* YOUR GOAL: Output every line of the material exactly, omitting images.
━━━ RECORDS PROVIDED ━━━
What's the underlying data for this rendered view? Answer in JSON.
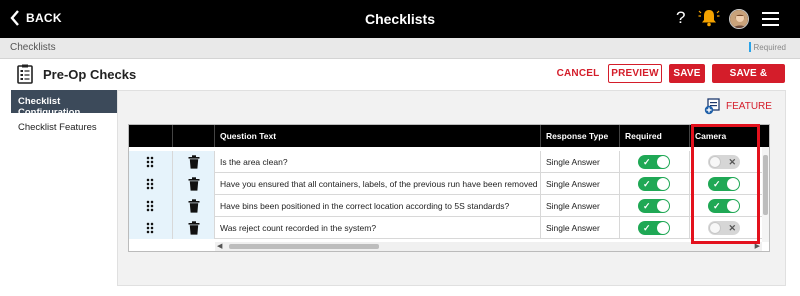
{
  "topbar": {
    "back_label": "BACK",
    "title": "Checklists",
    "help_label": "?"
  },
  "breadcrumb": {
    "current": "Checklists",
    "required_legend": "Required"
  },
  "page": {
    "title": "Pre-Op Checks"
  },
  "actions": {
    "cancel": "CANCEL",
    "preview": "PREVIEW",
    "save": "SAVE",
    "save_close": "SAVE & CLOSE"
  },
  "nav": {
    "items": [
      {
        "label": "Checklist Configuration",
        "active": true
      },
      {
        "label": "Checklist Features",
        "active": false
      }
    ]
  },
  "feature_button": {
    "label": "FEATURE"
  },
  "grid": {
    "columns": [
      "Question Text",
      "Response Type",
      "Required",
      "Camera"
    ],
    "rows": [
      {
        "question": "Is the area clean?",
        "response_type": "Single Answer",
        "required": true,
        "camera": false
      },
      {
        "question": "Have you ensured that all containers, labels, of the previous run have been removed from...",
        "response_type": "Single Answer",
        "required": true,
        "camera": true
      },
      {
        "question": "Have bins been positioned in the correct location according to 5S standards?",
        "response_type": "Single Answer",
        "required": true,
        "camera": true
      },
      {
        "question": "Was reject count recorded in the system?",
        "response_type": "Single Answer",
        "required": true,
        "camera": false
      }
    ]
  },
  "colors": {
    "accent_red": "#d41d2a",
    "toggle_on": "#1fa855",
    "header_black": "#000000",
    "nav_active": "#3c4a5a",
    "highlight_box": "#e3111d"
  }
}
━━━
* RESULT:
What's the underlying data for this rendered view? Answer in JSON.
{
  "topbar": {
    "back_label": "BACK",
    "title": "Checklists",
    "help_label": "?"
  },
  "breadcrumb": {
    "current": "Checklists",
    "required_legend": "Required"
  },
  "page": {
    "title": "Pre-Op Checks"
  },
  "actions": {
    "cancel": "CANCEL",
    "preview": "PREVIEW",
    "save": "SAVE",
    "save_close": "SAVE & CLOSE"
  },
  "nav": {
    "items": [
      {
        "label": "Checklist Configuration",
        "active": true
      },
      {
        "label": "Checklist Features",
        "active": false
      }
    ]
  },
  "feature_button": {
    "label": "FEATURE"
  },
  "grid": {
    "columns": [
      "Question Text",
      "Response Type",
      "Required",
      "Camera"
    ],
    "rows": [
      {
        "question": "Is the area clean?",
        "response_type": "Single Answer",
        "required": true,
        "camera": false
      },
      {
        "question": "Have you ensured that all containers, labels, of the previous run have been removed from...",
        "response_type": "Single Answer",
        "required": true,
        "camera": true
      },
      {
        "question": "Have bins been positioned in the correct location according to 5S standards?",
        "response_type": "Single Answer",
        "required": true,
        "camera": true
      },
      {
        "question": "Was reject count recorded in the system?",
        "response_type": "Single Answer",
        "required": true,
        "camera": false
      }
    ]
  },
  "colors": {
    "accent_red": "#d41d2a",
    "toggle_on": "#1fa855",
    "header_black": "#000000",
    "nav_active": "#3c4a5a",
    "highlight_box": "#e3111d"
  }
}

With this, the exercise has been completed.